## START

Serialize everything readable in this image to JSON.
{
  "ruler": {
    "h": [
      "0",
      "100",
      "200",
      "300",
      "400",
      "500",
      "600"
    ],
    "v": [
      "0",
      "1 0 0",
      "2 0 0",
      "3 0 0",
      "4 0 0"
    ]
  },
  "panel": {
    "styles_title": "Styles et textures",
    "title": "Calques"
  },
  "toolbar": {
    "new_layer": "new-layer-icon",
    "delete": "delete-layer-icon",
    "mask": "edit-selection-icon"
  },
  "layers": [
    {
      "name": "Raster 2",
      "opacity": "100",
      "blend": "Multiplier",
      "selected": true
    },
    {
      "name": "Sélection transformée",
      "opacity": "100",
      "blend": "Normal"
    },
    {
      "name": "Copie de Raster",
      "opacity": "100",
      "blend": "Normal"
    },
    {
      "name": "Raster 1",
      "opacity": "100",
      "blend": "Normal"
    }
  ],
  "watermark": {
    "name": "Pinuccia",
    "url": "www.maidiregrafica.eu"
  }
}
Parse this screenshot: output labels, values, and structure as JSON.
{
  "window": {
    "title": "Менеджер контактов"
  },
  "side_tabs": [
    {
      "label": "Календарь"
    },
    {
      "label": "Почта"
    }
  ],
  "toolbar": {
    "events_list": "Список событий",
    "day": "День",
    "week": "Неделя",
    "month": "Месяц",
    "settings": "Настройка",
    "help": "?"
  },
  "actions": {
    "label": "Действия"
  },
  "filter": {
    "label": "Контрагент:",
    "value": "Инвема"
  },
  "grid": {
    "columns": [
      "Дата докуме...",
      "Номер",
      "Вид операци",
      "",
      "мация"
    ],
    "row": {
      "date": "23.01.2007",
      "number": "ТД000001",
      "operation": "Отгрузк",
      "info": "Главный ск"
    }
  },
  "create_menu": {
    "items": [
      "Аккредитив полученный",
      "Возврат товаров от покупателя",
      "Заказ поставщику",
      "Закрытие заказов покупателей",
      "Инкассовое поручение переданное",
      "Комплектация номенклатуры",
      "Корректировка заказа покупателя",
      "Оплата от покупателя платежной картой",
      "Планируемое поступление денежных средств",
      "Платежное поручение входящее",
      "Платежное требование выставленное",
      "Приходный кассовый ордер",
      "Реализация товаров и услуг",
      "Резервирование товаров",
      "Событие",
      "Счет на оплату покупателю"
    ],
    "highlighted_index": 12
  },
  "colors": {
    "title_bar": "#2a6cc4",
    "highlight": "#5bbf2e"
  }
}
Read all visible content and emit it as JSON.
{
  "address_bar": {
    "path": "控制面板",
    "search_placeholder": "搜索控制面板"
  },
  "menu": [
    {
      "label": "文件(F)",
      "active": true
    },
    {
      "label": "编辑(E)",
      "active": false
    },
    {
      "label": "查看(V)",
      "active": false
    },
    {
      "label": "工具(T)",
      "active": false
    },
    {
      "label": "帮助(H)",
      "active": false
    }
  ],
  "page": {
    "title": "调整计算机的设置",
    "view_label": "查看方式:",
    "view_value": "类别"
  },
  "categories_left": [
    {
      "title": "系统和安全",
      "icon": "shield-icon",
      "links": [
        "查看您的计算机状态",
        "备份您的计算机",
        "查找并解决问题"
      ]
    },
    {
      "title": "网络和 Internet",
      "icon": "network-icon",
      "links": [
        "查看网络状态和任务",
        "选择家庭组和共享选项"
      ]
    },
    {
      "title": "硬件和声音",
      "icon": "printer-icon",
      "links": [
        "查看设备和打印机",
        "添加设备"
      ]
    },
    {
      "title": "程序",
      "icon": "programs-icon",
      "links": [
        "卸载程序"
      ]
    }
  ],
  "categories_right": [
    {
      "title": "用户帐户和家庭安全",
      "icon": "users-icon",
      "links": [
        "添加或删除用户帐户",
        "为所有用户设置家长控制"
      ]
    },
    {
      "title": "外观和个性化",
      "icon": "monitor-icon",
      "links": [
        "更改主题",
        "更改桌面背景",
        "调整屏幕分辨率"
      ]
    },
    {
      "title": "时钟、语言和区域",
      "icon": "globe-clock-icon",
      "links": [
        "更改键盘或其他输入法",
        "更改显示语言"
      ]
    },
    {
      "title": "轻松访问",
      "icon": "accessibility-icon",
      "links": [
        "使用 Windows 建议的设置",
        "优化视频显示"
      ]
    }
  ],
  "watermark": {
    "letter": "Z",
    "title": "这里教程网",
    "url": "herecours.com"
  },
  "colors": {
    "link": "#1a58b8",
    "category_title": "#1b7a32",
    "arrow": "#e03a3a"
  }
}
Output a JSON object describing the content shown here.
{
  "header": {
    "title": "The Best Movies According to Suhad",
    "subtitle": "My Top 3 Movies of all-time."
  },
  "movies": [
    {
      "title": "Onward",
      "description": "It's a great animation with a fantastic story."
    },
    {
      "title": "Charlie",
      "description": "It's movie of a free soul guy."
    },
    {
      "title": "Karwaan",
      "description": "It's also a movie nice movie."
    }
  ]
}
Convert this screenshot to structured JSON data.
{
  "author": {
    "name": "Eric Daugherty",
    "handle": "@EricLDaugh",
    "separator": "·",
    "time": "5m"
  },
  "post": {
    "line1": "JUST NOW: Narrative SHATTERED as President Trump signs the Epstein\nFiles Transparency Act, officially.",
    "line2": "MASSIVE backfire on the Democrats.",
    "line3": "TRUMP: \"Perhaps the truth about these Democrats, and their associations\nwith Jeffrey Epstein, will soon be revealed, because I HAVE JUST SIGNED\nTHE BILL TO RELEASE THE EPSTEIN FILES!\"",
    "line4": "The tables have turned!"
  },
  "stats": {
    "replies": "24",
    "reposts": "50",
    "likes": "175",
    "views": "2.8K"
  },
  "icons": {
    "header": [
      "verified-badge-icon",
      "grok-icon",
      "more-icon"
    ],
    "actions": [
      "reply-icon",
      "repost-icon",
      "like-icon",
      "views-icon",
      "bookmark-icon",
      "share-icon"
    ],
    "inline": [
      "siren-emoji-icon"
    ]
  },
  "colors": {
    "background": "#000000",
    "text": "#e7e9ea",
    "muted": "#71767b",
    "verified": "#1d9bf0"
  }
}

## END

▸ What you should do: Filter the records for lines holding the string "description". Copy each one.

▸ Response:
      "description": "It's a great animation with a fantastic story."
      "description": "It's movie of a free soul guy."
      "description": "It's also a movie nice movie."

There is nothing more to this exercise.